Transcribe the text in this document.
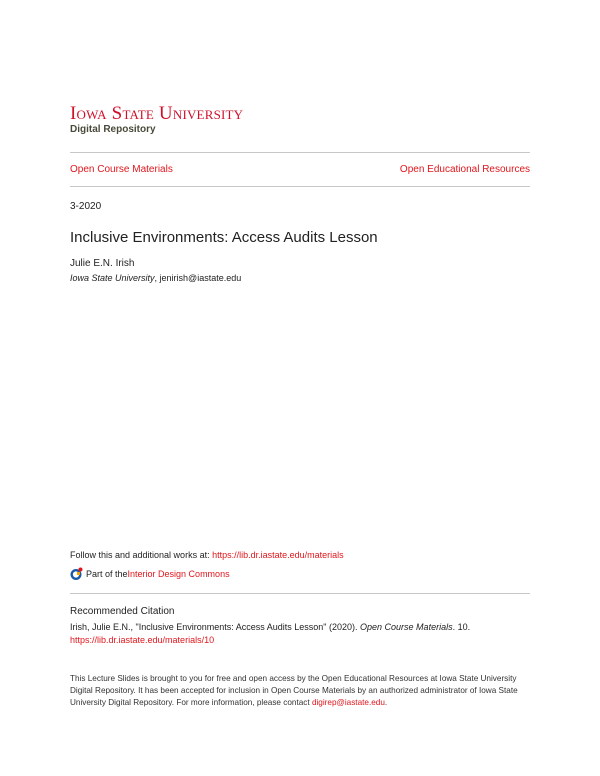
Iowa State University
Digital Repository
Open Course Materials	Open Educational Resources
3-2020
Inclusive Environments: Access Audits Lesson
Julie E.N. Irish
Iowa State University, jenirish@iastate.edu
Follow this and additional works at: https://lib.dr.iastate.edu/materials
Part of the Interior Design Commons
Recommended Citation
Irish, Julie E.N., "Inclusive Environments: Access Audits Lesson" (2020). Open Course Materials. 10.
https://lib.dr.iastate.edu/materials/10
This Lecture Slides is brought to you for free and open access by the Open Educational Resources at Iowa State University Digital Repository. It has been accepted for inclusion in Open Course Materials by an authorized administrator of Iowa State University Digital Repository. For more information, please contact digirep@iastate.edu.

STATED PROBLEM
Check each line of the records for "Educational" and copy the ones that contain it.

ANSWER IN FULL
Open Course Materials	Open Educational Resources
This Lecture Slides is brought to you for free and open access by the Open Educational Resources at Iowa State University Digital Repository. It has been accepted for inclusion in Open Course Materials by an authorized administrator of Iowa State University Digital Repository. For more information, please contact digirep@iastate.edu.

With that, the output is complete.